**Problem to work on**.
Below is a set of records. Repeat all of them exactly.

··· Input data

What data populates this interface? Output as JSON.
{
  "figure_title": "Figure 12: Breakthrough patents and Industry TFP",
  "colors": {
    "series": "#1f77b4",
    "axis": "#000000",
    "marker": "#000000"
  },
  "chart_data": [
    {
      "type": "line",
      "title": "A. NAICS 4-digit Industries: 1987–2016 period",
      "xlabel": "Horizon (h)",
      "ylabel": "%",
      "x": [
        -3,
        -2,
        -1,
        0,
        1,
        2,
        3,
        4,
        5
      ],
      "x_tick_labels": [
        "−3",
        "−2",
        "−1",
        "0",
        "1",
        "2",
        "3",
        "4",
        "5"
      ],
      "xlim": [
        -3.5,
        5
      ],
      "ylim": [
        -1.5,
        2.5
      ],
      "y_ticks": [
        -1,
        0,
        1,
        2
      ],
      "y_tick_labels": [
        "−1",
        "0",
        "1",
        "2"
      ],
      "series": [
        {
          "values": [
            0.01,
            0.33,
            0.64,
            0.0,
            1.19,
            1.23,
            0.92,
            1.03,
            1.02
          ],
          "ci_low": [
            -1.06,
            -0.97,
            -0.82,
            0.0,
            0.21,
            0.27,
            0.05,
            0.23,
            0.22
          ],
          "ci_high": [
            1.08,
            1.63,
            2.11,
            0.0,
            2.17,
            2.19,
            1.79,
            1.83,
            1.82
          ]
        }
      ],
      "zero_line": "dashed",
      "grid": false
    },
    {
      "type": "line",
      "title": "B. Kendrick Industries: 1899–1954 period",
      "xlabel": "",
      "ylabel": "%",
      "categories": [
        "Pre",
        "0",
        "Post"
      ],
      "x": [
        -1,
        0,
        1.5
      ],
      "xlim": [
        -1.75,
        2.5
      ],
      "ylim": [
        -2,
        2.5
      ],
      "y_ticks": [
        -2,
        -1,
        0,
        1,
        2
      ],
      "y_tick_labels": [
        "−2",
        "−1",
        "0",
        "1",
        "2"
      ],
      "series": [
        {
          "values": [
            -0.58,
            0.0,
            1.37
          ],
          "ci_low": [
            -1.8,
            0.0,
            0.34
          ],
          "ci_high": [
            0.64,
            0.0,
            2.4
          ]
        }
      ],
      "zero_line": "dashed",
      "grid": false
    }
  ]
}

······

**Answer to the exercise**.
What data populates this interface? Output as JSON.
{
  "figure_title": "Figure 12: Breakthrough patents and Industry TFP",
  "colors": {
    "series": "#1f77b4",
    "axis": "#000000",
    "marker": "#000000"
  },
  "chart_data": [
    {
      "type": "line",
      "title": "A. NAICS 4-digit Industries: 1987–2016 period",
      "xlabel": "Horizon (h)",
      "ylabel": "%",
      "x": [
        -3,
        -2,
        -1,
        0,
        1,
        2,
        3,
        4,
        5
      ],
      "x_tick_labels": [
        "−3",
        "−2",
        "−1",
        "0",
        "1",
        "2",
        "3",
        "4",
        "5"
      ],
      "xlim": [
        -3.5,
        5
      ],
      "ylim": [
        -1.5,
        2.5
      ],
      "y_ticks": [
        -1,
        0,
        1,
        2
      ],
      "y_tick_labels": [
        "−1",
        "0",
        "1",
        "2"
      ],
      "series": [
        {
          "values": [
            0.01,
            0.33,
            0.64,
            0.0,
            1.19,
            1.23,
            0.92,
            1.03,
            1.02
          ],
          "ci_low": [
            -1.06,
            -0.97,
            -0.82,
            0.0,
            0.21,
            0.27,
            0.05,
            0.23,
            0.22
          ],
          "ci_high": [
            1.08,
            1.63,
            2.11,
            0.0,
            2.17,
            2.19,
            1.79,
            1.83,
            1.82
          ]
        }
      ],
      "zero_line": "dashed",
      "grid": false
    },
    {
      "type": "line",
      "title": "B. Kendrick Industries: 1899–1954 period",
      "xlabel": "",
      "ylabel": "%",
      "categories": [
        "Pre",
        "0",
        "Post"
      ],
      "x": [
        -1,
        0,
        1.5
      ],
      "xlim": [
        -1.75,
        2.5
      ],
      "ylim": [
        -2,
        2.5
      ],
      "y_ticks": [
        -2,
        -1,
        0,
        1,
        2
      ],
      "y_tick_labels": [
        "−2",
        "−1",
        "0",
        "1",
        "2"
      ],
      "series": [
        {
          "values": [
            -0.58,
            0.0,
            1.37
          ],
          "ci_low": [
            -1.8,
            0.0,
            0.34
          ],
          "ci_high": [
            0.64,
            0.0,
            2.4
          ]
        }
      ],
      "zero_line": "dashed",
      "grid": false
    }
  ]
}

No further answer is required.